### PROBLEM DETAILS:
Filter the listing below, copying every line in which the word "Walkingandcube" appears.

### MATERIAL FOR THIS EXERCISE:
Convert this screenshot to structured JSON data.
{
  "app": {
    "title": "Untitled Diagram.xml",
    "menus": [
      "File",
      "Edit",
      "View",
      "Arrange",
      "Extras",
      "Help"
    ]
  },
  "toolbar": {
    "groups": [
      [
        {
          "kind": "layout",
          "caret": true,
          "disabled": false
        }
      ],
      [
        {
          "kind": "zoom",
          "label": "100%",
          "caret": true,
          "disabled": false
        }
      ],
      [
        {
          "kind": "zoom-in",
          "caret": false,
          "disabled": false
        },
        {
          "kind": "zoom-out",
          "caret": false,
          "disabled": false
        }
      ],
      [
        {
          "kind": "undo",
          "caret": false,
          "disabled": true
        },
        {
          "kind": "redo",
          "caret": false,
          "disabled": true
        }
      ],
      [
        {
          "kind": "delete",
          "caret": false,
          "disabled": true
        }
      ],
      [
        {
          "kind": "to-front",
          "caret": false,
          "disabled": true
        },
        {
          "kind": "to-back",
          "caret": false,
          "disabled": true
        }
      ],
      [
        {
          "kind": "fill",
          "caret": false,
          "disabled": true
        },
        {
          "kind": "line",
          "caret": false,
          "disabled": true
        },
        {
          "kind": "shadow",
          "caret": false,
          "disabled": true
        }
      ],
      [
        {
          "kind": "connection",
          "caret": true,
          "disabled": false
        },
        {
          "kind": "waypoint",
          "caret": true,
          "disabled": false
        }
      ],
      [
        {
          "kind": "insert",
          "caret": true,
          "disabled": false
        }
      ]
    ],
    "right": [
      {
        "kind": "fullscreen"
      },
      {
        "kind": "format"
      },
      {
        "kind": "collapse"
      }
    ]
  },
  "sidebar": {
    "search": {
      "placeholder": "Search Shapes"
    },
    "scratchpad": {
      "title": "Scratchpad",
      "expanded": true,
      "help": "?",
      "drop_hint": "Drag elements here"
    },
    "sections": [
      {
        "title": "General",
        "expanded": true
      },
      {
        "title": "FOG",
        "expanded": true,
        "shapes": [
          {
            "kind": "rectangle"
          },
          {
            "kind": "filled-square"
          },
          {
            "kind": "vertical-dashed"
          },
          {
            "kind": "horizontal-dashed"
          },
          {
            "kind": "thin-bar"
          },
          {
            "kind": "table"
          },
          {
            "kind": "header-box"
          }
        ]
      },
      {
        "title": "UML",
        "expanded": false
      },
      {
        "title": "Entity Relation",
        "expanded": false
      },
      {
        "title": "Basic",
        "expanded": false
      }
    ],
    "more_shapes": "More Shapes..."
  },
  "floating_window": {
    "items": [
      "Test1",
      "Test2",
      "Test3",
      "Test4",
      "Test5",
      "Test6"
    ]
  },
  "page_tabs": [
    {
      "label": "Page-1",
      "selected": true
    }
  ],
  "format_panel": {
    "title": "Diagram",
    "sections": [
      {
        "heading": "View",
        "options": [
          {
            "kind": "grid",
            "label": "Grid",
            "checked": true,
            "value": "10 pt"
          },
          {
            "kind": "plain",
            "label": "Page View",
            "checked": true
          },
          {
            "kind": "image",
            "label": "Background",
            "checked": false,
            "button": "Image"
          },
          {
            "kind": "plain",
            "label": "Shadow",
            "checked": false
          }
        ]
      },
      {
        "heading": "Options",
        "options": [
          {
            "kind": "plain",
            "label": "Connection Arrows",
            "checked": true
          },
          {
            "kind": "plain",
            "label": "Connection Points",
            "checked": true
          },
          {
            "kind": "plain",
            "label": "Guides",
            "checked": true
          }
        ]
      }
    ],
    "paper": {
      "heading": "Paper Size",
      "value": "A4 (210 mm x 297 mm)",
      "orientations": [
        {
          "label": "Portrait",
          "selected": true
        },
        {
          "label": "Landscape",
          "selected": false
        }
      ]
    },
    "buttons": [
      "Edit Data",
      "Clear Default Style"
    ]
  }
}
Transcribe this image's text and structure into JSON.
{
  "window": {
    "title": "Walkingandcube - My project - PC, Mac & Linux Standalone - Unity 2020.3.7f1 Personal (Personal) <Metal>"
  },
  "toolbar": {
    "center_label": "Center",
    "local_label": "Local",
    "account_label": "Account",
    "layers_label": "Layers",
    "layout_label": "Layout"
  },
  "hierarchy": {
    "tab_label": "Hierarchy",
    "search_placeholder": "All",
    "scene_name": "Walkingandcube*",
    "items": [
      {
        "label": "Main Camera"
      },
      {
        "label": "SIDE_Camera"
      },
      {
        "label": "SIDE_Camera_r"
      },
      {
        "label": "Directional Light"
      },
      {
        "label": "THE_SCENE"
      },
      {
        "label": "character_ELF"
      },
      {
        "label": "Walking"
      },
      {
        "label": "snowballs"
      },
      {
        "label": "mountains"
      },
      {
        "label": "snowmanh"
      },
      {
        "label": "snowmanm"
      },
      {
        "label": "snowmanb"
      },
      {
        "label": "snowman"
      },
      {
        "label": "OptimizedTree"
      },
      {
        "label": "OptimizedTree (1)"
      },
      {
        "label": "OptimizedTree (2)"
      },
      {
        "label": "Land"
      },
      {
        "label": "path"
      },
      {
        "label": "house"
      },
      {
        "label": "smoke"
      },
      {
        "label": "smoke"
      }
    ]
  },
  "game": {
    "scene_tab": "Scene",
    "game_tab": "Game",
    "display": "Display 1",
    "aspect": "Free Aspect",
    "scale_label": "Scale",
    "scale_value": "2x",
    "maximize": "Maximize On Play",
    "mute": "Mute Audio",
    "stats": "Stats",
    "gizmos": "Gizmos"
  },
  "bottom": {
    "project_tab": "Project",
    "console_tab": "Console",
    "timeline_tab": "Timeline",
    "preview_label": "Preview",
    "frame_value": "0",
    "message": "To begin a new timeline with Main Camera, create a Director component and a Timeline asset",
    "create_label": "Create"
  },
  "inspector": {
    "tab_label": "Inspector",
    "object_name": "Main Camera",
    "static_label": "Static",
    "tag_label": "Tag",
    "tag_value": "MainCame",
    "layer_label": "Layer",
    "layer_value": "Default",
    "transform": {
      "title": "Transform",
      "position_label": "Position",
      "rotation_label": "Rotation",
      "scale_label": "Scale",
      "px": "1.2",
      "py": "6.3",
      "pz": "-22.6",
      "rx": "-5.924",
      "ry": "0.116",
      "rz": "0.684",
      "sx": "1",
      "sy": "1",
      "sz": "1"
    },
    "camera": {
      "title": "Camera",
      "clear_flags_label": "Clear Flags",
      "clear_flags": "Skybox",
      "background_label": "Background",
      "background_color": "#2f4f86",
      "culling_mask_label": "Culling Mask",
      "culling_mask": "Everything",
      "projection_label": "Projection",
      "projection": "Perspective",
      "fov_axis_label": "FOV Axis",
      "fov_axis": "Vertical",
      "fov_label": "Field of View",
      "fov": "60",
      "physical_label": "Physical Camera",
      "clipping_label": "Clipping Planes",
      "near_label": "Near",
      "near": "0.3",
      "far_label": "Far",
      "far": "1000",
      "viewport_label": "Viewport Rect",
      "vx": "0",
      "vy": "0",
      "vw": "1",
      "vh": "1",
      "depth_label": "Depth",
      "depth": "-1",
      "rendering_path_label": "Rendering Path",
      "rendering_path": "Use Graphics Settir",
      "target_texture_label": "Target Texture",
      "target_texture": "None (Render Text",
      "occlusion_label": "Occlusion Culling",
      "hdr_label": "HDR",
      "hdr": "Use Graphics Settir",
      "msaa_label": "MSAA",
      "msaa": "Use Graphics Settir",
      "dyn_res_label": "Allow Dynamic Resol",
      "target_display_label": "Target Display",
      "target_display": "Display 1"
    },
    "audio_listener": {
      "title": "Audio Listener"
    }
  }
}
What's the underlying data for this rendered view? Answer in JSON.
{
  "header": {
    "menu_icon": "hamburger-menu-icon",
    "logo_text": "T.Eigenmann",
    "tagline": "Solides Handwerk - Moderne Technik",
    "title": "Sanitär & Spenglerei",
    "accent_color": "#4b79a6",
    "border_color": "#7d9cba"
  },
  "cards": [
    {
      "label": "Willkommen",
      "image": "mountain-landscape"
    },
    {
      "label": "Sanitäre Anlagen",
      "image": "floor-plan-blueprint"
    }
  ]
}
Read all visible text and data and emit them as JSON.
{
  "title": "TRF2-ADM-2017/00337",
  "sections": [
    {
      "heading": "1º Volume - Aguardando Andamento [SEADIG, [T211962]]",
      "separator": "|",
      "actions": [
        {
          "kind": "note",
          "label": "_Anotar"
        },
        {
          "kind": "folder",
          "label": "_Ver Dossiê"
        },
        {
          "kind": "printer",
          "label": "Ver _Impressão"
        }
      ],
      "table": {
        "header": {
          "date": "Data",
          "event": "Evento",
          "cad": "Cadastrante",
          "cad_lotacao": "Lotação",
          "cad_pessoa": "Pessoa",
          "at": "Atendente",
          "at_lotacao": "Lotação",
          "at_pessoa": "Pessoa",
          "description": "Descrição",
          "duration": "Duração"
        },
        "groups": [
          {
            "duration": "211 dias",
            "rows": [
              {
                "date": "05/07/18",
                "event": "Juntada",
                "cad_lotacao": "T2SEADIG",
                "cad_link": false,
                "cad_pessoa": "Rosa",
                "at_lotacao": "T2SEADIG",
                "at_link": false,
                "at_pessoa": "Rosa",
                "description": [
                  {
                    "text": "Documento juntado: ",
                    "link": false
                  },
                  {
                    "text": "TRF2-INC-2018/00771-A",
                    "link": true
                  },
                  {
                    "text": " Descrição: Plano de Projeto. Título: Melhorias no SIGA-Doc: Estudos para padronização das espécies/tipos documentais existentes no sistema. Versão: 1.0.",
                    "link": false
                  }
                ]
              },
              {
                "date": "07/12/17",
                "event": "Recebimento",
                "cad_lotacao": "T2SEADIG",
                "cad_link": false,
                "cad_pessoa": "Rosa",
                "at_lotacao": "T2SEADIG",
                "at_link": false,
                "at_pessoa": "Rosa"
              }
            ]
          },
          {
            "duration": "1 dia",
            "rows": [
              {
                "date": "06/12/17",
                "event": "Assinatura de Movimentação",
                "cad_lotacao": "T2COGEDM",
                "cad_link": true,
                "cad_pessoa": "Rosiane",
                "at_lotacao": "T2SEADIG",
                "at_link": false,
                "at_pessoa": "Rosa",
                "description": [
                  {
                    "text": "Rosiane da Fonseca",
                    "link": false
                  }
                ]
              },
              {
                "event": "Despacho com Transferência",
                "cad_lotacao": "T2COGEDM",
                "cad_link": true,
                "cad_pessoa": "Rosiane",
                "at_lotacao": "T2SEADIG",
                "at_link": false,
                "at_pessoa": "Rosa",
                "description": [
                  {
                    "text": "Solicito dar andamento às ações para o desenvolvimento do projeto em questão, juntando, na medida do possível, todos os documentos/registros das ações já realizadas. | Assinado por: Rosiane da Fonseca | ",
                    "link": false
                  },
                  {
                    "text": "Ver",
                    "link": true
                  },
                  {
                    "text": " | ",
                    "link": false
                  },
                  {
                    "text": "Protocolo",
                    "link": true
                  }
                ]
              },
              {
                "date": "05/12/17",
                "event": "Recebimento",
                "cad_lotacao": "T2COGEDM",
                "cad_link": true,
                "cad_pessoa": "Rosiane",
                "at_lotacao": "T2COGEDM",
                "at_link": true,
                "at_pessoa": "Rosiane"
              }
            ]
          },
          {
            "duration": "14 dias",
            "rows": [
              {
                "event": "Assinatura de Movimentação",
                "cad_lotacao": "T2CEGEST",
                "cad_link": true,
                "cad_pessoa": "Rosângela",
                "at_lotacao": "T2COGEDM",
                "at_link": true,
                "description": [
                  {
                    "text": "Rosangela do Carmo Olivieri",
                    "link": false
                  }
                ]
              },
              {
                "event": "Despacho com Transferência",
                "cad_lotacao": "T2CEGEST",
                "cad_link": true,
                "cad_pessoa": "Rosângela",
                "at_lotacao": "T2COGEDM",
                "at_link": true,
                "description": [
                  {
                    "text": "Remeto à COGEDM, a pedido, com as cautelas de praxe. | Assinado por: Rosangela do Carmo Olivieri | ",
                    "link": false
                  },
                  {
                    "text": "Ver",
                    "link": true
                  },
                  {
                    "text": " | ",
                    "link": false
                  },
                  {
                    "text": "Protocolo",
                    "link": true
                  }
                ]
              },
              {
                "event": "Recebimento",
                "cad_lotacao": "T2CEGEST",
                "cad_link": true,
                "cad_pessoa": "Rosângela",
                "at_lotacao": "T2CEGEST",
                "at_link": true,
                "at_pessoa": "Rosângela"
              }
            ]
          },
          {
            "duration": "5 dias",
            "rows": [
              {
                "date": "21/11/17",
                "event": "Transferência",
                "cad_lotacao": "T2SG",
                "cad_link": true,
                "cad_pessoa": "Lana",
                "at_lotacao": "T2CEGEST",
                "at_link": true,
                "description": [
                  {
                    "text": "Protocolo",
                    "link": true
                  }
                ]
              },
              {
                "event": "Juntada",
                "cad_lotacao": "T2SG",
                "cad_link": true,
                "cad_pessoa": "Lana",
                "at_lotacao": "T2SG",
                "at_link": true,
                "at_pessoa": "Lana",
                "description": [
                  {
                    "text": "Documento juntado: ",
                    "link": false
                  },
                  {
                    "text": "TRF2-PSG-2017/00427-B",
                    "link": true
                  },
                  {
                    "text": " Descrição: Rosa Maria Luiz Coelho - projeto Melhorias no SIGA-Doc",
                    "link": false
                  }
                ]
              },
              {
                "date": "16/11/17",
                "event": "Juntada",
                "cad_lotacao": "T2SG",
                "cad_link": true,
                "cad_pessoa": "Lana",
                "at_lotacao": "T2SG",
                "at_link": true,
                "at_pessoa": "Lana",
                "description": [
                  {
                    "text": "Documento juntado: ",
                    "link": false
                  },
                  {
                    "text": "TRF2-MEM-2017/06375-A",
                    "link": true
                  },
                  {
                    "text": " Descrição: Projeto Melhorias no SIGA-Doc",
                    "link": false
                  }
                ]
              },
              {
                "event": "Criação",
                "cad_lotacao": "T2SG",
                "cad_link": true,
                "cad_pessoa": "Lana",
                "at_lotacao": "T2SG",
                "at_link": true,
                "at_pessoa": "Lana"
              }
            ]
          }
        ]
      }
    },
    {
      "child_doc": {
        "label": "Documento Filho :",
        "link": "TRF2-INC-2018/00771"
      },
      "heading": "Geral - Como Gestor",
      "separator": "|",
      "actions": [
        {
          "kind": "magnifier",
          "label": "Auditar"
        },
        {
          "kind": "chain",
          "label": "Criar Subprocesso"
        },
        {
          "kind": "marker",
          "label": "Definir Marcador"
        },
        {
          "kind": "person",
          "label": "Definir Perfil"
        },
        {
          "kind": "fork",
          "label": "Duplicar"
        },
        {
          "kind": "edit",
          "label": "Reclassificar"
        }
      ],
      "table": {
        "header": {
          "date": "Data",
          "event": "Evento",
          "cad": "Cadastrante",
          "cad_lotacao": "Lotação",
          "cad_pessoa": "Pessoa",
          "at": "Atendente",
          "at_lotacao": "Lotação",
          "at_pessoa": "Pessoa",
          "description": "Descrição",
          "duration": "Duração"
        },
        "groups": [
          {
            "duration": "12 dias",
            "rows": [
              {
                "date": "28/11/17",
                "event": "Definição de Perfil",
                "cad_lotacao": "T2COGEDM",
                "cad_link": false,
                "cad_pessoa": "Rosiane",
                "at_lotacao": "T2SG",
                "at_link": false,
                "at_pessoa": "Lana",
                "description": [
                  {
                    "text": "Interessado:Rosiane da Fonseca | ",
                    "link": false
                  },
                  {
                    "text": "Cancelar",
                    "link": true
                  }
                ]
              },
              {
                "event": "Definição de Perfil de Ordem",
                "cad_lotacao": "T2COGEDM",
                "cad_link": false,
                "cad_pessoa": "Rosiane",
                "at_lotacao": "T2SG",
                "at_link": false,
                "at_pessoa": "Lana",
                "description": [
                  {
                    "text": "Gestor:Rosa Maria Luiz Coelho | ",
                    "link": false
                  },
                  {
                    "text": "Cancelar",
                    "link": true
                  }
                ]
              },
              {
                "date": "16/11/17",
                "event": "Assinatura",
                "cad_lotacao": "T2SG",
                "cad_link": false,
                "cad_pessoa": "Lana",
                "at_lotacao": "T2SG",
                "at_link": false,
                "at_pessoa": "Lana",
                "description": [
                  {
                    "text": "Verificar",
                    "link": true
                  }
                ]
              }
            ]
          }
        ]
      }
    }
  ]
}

### OUTPUT:
    "title": "Walkingandcube - My project - PC, Mac & Linux Standalone - Unity 2020.3.7f1 Personal (Personal) <Metal>"
    "scene_name": "Walkingandcube*",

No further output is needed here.